* [What needs to be done]:
Repeat every record below exactly, omitting any pictures.

* [Records from a dataset]:
(begin)

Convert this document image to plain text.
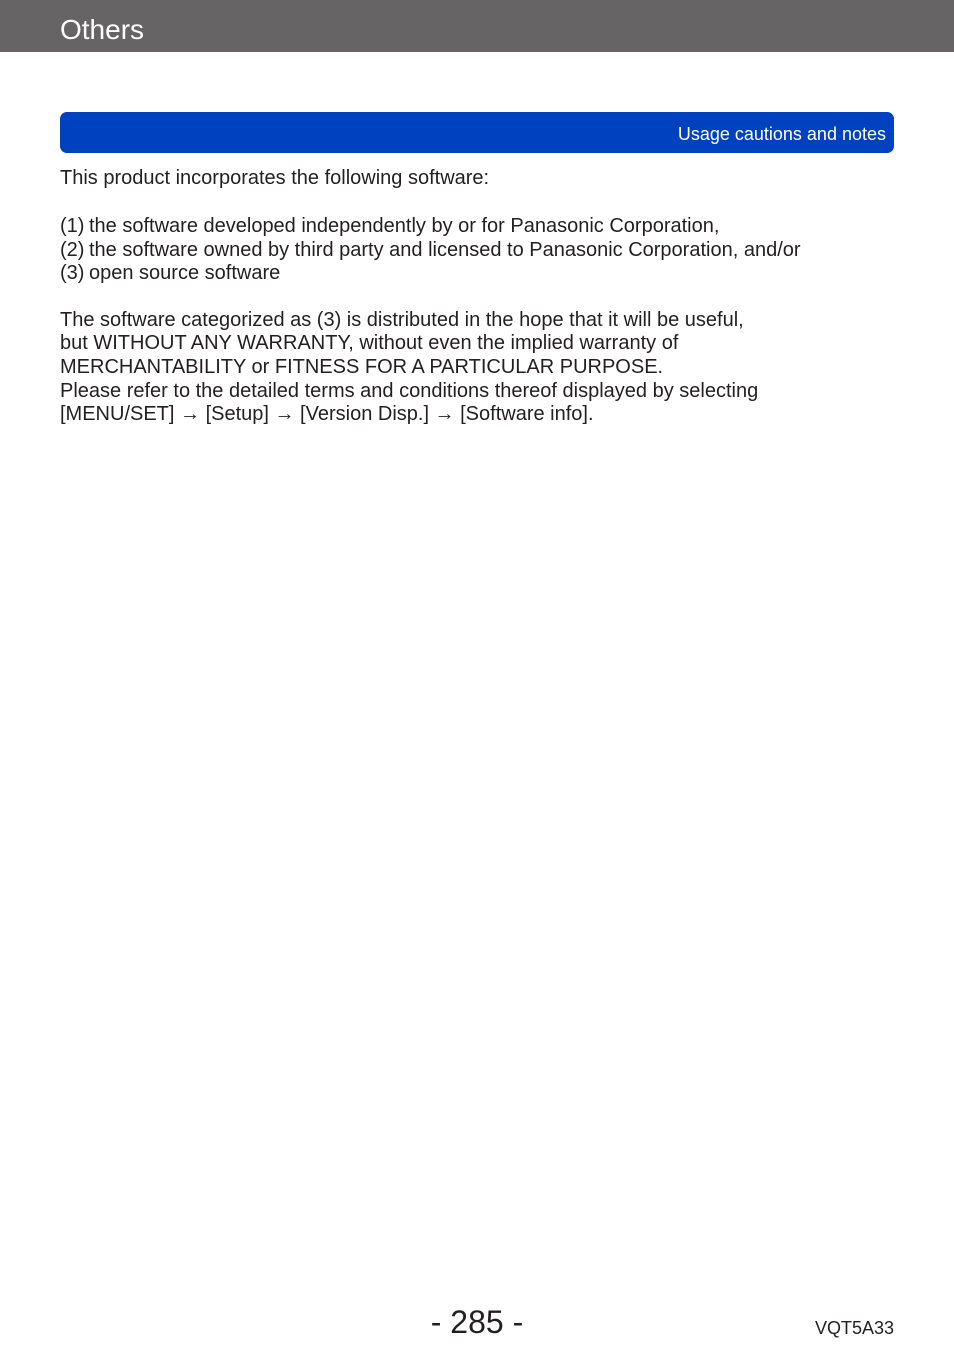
Others
Usage cautions and notes
This product incorporates the following software:
(1) the software developed independently by or for Panasonic Corporation,
(2) the software owned by third party and licensed to Panasonic Corporation, and/or
(3) open source software
The software categorized as (3) is distributed in the hope that it will be useful,
but WITHOUT ANY WARRANTY, without even the implied warranty of
MERCHANTABILITY or FITNESS FOR A PARTICULAR PURPOSE.
Please refer to the detailed terms and conditions thereof displayed by selecting
[MENU/SET] → [Setup] → [Version Disp.] → [Software info].
- 285 -	VQT5A33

(end)

* [In response]:
Convert this document image to plain text.
Others
Usage cautions and notes
This product incorporates the following software:
(1) the software developed independently by or for Panasonic Corporation,
(2) the software owned by third party and licensed to Panasonic Corporation, and/or
(3) open source software
The software categorized as (3) is distributed in the hope that it will be useful,
but WITHOUT ANY WARRANTY, without even the implied warranty of
MERCHANTABILITY or FITNESS FOR A PARTICULAR PURPOSE.
Please refer to the detailed terms and conditions thereof displayed by selecting
[MENU/SET] → [Setup] → [Version Disp.] → [Software info].
- 285 -	VQT5A33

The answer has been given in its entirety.